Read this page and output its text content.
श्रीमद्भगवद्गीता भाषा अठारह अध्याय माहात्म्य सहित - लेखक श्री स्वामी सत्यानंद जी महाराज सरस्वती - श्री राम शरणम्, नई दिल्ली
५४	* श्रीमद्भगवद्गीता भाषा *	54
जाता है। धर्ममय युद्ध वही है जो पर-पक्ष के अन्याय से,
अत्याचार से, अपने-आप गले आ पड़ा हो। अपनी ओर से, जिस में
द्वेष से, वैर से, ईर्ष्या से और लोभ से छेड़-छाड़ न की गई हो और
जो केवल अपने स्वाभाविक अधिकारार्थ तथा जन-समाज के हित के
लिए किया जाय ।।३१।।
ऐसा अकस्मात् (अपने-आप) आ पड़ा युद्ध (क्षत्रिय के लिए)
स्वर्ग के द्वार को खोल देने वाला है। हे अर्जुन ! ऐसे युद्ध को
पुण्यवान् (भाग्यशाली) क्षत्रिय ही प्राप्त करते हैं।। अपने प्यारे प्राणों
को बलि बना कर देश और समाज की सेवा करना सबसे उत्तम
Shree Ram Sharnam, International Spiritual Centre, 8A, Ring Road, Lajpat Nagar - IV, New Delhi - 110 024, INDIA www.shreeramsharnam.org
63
++++++++
Your task: Exactly reproduce every line of the records.

Solution below:
Read this page and output its text content.
श्रीमद्भगवद्गीता भाषा अठारह अध्याय माहात्म्य सहित - लेखक श्री स्वामी सत्यानंद जी महाराज सरस्वती - श्री राम शरणम्, नई दिल्ली
५४	* श्रीमद्भगवद्गीता भाषा *	54
जाता है। धर्ममय युद्ध वही है जो पर-पक्ष के अन्याय से,
अत्याचार से, अपने-आप गले आ पड़ा हो। अपनी ओर से, जिस में
द्वेष से, वैर से, ईर्ष्या से और लोभ से छेड़-छाड़ न की गई हो और
जो केवल अपने स्वाभाविक अधिकारार्थ तथा जन-समाज के हित के
लिए किया जाय ।।३१।।
ऐसा अकस्मात् (अपने-आप) आ पड़ा युद्ध (क्षत्रिय के लिए)
स्वर्ग के द्वार को खोल देने वाला है। हे अर्जुन ! ऐसे युद्ध को
पुण्यवान् (भाग्यशाली) क्षत्रिय ही प्राप्त करते हैं।। अपने प्यारे प्राणों
को बलि बना कर देश और समाज की सेवा करना सबसे उत्तम
Shree Ram Sharnam, International Spiritual Centre, 8A, Ring Road, Lajpat Nagar - IV, New Delhi - 110 024, INDIA www.shreeramsharnam.org
63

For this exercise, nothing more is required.